▶ [The problem]: Every line of the records below should be restated exactly.

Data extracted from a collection
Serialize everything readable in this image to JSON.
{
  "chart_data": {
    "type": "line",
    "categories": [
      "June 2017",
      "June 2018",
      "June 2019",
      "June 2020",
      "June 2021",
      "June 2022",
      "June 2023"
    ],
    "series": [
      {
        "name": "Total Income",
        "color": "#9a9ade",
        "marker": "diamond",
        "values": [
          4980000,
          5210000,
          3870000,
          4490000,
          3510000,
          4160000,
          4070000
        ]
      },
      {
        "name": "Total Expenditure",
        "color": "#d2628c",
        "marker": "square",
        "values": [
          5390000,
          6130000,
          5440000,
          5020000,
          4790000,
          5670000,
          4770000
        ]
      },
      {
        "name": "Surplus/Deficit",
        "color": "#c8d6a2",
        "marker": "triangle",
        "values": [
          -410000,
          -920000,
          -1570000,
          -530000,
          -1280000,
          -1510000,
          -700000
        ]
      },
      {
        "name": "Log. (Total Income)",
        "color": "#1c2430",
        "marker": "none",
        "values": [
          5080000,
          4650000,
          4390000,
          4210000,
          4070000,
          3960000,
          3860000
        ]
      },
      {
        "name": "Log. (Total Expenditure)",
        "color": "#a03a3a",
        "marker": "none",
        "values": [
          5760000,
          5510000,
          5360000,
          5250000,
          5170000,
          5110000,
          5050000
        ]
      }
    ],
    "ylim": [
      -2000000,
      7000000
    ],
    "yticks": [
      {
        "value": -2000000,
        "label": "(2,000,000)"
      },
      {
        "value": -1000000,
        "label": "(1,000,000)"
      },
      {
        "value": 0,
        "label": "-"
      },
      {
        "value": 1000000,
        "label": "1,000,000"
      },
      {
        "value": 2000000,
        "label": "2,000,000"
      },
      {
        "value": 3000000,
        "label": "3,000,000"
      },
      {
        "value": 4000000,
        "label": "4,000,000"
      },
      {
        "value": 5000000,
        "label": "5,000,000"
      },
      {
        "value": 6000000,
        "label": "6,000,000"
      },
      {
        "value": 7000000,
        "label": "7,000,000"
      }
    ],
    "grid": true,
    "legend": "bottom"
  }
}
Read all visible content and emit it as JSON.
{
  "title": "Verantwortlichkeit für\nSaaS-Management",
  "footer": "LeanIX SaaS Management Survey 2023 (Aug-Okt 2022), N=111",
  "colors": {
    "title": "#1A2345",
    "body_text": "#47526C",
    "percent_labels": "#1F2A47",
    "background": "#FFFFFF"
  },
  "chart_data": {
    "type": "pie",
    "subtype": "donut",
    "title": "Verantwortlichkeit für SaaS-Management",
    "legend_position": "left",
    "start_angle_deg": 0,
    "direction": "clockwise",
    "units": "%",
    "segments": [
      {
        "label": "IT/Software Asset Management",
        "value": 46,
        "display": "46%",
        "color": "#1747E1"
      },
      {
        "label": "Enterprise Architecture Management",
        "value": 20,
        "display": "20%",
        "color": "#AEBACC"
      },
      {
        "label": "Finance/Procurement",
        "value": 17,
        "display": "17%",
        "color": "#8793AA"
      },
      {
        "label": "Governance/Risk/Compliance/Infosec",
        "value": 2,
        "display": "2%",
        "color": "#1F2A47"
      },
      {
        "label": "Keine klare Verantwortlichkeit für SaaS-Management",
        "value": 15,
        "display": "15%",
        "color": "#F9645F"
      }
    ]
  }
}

▶ [Exercise output]:
Serialize everything readable in this image to JSON.
{
  "chart_data": {
    "type": "line",
    "categories": [
      "June 2017",
      "June 2018",
      "June 2019",
      "June 2020",
      "June 2021",
      "June 2022",
      "June 2023"
    ],
    "series": [
      {
        "name": "Total Income",
        "color": "#9a9ade",
        "marker": "diamond",
        "values": [
          4980000,
          5210000,
          3870000,
          4490000,
          3510000,
          4160000,
          4070000
        ]
      },
      {
        "name": "Total Expenditure",
        "color": "#d2628c",
        "marker": "square",
        "values": [
          5390000,
          6130000,
          5440000,
          5020000,
          4790000,
          5670000,
          4770000
        ]
      },
      {
        "name": "Surplus/Deficit",
        "color": "#c8d6a2",
        "marker": "triangle",
        "values": [
          -410000,
          -920000,
          -1570000,
          -530000,
          -1280000,
          -1510000,
          -700000
        ]
      },
      {
        "name": "Log. (Total Income)",
        "color": "#1c2430",
        "marker": "none",
        "values": [
          5080000,
          4650000,
          4390000,
          4210000,
          4070000,
          3960000,
          3860000
        ]
      },
      {
        "name": "Log. (Total Expenditure)",
        "color": "#a03a3a",
        "marker": "none",
        "values": [
          5760000,
          5510000,
          5360000,
          5250000,
          5170000,
          5110000,
          5050000
        ]
      }
    ],
    "ylim": [
      -2000000,
      7000000
    ],
    "yticks": [
      {
        "value": -2000000,
        "label": "(2,000,000)"
      },
      {
        "value": -1000000,
        "label": "(1,000,000)"
      },
      {
        "value": 0,
        "label": "-"
      },
      {
        "value": 1000000,
        "label": "1,000,000"
      },
      {
        "value": 2000000,
        "label": "2,000,000"
      },
      {
        "value": 3000000,
        "label": "3,000,000"
      },
      {
        "value": 4000000,
        "label": "4,000,000"
      },
      {
        "value": 5000000,
        "label": "5,000,000"
      },
      {
        "value": 6000000,
        "label": "6,000,000"
      },
      {
        "value": 7000000,
        "label": "7,000,000"
      }
    ],
    "grid": true,
    "legend": "bottom"
  }
}
Read all visible content and emit it as JSON.
{
  "title": "Verantwortlichkeit für\nSaaS-Management",
  "footer": "LeanIX SaaS Management Survey 2023 (Aug-Okt 2022), N=111",
  "colors": {
    "title": "#1A2345",
    "body_text": "#47526C",
    "percent_labels": "#1F2A47",
    "background": "#FFFFFF"
  },
  "chart_data": {
    "type": "pie",
    "subtype": "donut",
    "title": "Verantwortlichkeit für SaaS-Management",
    "legend_position": "left",
    "start_angle_deg": 0,
    "direction": "clockwise",
    "units": "%",
    "segments": [
      {
        "label": "IT/Software Asset Management",
        "value": 46,
        "display": "46%",
        "color": "#1747E1"
      },
      {
        "label": "Enterprise Architecture Management",
        "value": 20,
        "display": "20%",
        "color": "#AEBACC"
      },
      {
        "label": "Finance/Procurement",
        "value": 17,
        "display": "17%",
        "color": "#8793AA"
      },
      {
        "label": "Governance/Risk/Compliance/Infosec",
        "value": 2,
        "display": "2%",
        "color": "#1F2A47"
      },
      {
        "label": "Keine klare Verantwortlichkeit für SaaS-Management",
        "value": 15,
        "display": "15%",
        "color": "#F9645F"
      }
    ]
  }
}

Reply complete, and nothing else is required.